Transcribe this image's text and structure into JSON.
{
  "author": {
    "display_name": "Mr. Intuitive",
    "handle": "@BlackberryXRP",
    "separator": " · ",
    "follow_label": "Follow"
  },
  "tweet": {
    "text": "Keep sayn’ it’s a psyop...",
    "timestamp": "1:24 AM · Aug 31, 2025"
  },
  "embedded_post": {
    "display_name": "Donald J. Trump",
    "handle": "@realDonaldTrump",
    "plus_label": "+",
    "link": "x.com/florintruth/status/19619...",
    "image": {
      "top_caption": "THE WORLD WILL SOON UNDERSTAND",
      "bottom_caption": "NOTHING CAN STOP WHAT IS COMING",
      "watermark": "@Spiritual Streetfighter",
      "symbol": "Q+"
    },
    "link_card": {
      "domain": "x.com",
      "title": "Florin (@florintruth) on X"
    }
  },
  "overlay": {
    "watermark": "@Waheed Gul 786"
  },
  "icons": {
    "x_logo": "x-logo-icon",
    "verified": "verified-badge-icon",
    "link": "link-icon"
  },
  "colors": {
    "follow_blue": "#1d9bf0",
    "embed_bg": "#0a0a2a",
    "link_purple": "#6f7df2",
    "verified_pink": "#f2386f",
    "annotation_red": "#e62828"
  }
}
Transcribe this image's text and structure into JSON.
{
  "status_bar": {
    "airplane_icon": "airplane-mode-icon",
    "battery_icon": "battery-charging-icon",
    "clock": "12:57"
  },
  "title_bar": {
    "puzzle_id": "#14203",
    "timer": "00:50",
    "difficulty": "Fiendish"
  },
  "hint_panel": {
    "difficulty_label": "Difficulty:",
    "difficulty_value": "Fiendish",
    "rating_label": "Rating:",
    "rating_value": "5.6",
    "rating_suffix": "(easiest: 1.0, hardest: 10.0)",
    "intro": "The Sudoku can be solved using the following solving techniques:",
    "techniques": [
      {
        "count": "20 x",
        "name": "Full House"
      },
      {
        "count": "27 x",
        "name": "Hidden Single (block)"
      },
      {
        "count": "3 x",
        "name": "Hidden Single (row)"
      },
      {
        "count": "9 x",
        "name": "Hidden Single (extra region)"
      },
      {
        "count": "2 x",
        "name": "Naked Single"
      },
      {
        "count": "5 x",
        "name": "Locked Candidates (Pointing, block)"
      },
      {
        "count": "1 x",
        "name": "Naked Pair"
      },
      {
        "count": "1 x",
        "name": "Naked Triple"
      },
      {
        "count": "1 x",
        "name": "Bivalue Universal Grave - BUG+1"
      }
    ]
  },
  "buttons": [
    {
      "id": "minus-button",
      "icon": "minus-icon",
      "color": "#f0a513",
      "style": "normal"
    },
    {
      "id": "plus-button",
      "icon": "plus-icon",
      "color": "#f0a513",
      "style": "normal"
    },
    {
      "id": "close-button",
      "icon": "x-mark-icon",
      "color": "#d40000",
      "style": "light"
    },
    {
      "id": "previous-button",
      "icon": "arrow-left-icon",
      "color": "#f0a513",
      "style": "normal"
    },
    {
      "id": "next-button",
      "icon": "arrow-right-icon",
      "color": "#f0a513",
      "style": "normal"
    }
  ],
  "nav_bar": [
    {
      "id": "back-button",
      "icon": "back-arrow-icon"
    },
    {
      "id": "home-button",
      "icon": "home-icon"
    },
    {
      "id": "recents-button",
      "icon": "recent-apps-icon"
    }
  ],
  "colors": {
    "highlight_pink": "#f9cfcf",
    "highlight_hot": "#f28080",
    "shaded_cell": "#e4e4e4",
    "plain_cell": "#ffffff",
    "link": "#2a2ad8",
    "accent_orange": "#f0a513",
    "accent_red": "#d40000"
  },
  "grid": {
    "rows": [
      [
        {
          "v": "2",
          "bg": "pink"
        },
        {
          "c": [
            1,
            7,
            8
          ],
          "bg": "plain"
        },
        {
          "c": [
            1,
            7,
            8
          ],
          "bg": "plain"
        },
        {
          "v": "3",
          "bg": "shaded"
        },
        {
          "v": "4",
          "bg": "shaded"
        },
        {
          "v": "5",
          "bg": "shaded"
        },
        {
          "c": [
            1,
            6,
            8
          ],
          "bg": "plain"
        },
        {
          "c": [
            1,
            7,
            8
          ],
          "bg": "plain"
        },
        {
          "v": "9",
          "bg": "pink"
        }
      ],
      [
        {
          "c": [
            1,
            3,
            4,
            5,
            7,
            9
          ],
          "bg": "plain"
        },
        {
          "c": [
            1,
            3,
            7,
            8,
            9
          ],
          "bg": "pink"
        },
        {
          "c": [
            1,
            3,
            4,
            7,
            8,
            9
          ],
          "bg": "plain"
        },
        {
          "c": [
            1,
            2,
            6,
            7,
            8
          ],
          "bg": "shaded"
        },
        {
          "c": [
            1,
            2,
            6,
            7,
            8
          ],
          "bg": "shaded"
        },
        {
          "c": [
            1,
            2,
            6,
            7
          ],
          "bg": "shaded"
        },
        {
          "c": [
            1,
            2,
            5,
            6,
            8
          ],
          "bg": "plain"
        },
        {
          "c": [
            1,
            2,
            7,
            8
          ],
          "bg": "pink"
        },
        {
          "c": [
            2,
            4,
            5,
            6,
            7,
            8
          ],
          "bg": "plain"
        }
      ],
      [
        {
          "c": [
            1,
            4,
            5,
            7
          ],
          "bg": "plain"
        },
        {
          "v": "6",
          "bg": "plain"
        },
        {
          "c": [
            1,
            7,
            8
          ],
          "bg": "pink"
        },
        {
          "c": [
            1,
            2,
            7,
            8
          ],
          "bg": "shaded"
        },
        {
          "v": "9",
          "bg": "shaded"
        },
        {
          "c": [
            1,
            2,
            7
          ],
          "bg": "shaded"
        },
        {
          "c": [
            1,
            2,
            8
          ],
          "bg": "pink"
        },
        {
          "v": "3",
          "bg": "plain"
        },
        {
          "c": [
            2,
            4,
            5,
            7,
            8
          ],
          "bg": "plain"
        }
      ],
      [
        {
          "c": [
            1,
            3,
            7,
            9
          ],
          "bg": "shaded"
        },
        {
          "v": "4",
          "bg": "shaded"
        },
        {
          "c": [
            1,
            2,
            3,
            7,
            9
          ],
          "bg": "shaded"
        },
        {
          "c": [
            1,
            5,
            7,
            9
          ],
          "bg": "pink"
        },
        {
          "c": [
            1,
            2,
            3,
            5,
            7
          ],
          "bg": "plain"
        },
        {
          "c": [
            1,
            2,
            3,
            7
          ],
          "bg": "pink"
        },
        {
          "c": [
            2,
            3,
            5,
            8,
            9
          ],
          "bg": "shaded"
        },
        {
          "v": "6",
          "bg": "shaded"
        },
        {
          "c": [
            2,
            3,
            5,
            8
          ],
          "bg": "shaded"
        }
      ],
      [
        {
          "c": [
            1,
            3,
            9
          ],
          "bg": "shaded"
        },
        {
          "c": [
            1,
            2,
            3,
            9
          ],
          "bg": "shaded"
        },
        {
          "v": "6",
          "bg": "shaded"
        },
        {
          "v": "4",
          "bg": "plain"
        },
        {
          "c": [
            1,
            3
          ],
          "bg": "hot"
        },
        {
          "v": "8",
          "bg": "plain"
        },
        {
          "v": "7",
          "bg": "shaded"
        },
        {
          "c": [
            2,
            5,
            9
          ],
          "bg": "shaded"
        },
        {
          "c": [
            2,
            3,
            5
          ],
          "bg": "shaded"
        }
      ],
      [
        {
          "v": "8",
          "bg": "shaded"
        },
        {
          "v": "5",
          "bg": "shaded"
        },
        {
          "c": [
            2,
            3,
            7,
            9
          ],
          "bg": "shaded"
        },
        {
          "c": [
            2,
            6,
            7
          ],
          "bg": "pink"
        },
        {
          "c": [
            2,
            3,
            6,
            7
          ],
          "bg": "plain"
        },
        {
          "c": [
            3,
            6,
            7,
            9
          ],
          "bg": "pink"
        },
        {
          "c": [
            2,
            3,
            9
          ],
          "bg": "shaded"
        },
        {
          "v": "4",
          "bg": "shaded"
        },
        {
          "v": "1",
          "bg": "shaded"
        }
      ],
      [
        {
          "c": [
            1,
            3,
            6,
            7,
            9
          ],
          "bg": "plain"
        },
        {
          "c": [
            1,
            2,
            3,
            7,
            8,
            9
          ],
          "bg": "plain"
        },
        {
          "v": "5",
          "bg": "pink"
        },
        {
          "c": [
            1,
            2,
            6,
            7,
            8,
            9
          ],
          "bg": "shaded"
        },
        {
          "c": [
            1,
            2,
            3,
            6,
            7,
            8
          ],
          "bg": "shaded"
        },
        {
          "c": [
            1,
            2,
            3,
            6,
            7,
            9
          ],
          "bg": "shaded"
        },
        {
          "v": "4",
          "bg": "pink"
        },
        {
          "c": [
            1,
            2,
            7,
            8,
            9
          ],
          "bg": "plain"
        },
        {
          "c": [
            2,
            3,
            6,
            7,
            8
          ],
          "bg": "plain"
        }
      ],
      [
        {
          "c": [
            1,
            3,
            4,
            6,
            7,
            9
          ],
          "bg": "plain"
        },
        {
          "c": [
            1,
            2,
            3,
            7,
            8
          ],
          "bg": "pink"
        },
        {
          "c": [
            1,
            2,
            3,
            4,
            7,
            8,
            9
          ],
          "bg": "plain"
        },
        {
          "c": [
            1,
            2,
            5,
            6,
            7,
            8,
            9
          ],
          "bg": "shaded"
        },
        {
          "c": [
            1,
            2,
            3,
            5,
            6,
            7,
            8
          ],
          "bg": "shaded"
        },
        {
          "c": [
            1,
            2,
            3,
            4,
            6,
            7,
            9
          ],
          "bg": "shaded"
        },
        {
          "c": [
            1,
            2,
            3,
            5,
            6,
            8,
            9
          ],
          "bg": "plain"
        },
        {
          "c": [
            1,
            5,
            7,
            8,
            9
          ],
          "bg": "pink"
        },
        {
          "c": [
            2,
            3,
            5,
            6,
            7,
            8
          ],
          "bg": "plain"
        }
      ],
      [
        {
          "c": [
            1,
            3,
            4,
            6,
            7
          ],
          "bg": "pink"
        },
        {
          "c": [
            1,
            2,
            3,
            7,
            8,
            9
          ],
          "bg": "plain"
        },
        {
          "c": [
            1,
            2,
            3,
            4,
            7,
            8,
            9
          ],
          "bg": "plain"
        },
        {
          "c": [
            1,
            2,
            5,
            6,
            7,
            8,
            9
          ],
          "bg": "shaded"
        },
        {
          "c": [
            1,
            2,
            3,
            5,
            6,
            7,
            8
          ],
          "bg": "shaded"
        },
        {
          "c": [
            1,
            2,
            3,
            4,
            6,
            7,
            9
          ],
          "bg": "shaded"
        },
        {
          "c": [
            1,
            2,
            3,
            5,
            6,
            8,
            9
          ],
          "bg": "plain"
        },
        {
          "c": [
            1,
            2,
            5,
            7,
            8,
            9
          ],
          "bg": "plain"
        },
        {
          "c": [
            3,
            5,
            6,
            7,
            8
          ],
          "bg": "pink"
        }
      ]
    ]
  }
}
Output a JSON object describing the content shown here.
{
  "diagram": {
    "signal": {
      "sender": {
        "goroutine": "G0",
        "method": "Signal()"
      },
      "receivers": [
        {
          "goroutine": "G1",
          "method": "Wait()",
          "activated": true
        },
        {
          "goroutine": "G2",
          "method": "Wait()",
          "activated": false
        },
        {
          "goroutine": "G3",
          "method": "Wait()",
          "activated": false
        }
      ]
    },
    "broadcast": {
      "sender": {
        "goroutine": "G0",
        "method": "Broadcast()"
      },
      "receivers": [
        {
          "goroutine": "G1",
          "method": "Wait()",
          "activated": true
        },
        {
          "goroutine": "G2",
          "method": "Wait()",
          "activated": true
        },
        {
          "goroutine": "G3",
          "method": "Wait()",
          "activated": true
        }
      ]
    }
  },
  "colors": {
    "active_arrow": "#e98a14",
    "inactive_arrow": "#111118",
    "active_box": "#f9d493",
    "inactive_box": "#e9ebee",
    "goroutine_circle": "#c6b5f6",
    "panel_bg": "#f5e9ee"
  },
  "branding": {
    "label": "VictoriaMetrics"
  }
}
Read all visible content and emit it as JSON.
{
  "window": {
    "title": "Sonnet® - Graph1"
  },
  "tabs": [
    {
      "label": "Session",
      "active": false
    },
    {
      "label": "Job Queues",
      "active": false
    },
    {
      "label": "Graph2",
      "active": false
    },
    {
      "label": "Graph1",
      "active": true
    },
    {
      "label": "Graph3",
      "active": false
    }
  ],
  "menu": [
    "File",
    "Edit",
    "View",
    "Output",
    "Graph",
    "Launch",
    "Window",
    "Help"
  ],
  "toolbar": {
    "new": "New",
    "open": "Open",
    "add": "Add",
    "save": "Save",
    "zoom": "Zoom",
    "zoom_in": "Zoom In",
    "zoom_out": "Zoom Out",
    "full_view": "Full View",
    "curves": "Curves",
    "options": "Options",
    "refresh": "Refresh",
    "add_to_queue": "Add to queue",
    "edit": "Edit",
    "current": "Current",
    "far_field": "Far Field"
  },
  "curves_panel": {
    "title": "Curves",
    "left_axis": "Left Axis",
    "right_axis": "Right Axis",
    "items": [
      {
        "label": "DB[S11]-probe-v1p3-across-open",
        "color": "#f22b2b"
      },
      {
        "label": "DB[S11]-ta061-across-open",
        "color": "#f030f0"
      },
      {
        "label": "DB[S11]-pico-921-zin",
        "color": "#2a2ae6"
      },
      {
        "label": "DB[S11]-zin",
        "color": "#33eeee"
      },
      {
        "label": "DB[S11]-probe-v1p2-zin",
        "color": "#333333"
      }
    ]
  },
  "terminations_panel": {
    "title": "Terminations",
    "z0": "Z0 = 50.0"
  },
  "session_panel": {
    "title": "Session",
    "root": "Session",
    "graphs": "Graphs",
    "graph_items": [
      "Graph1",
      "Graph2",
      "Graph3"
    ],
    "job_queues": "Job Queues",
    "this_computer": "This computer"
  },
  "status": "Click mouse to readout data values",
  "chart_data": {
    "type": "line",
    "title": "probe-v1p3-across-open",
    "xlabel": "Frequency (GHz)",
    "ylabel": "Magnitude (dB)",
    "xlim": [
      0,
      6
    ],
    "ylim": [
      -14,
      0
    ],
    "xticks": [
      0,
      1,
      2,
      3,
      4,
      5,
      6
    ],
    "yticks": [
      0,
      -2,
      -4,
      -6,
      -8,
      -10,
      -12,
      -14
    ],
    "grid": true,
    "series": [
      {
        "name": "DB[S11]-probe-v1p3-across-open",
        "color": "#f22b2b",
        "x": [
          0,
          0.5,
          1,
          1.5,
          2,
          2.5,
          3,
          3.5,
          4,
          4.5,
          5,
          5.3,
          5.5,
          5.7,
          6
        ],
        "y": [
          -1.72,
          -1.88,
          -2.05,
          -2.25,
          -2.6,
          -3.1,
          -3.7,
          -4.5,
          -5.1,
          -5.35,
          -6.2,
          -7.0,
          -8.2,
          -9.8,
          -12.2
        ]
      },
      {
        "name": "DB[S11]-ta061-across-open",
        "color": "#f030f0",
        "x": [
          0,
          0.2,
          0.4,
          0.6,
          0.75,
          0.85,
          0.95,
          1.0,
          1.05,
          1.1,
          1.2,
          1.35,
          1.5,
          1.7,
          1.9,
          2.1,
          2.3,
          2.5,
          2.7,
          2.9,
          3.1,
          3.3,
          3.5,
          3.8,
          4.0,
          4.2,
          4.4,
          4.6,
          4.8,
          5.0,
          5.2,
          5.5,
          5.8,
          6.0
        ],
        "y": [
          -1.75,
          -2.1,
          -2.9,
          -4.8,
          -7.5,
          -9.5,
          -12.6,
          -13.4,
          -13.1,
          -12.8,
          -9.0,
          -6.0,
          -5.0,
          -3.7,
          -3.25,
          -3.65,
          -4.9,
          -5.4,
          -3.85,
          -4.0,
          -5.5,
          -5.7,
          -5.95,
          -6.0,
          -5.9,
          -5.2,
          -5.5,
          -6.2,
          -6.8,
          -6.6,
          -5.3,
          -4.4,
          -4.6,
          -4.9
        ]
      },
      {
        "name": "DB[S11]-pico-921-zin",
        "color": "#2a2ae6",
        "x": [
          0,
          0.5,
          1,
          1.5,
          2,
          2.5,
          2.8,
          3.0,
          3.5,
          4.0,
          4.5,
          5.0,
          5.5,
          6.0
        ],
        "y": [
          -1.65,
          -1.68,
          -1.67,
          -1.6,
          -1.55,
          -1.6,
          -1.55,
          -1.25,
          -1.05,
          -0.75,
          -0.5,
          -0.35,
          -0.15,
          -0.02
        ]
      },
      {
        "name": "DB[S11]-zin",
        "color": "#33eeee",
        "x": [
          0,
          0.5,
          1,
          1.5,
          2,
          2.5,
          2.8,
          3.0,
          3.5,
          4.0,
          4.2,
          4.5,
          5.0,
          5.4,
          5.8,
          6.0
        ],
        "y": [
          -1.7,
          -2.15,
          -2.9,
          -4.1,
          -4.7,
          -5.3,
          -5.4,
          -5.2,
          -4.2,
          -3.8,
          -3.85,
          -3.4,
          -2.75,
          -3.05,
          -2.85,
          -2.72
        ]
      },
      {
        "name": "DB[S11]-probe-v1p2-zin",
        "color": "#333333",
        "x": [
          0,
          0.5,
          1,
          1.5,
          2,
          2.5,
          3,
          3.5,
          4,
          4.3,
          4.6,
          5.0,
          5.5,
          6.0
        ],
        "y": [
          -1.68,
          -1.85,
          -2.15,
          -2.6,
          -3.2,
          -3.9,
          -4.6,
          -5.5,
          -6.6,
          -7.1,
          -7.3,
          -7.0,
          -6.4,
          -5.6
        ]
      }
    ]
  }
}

* _THE PROBLEM_
Only the number is wanted: how many lines of these entries contain the string "Hidden"?

* _EXPECTED ANSWER_
3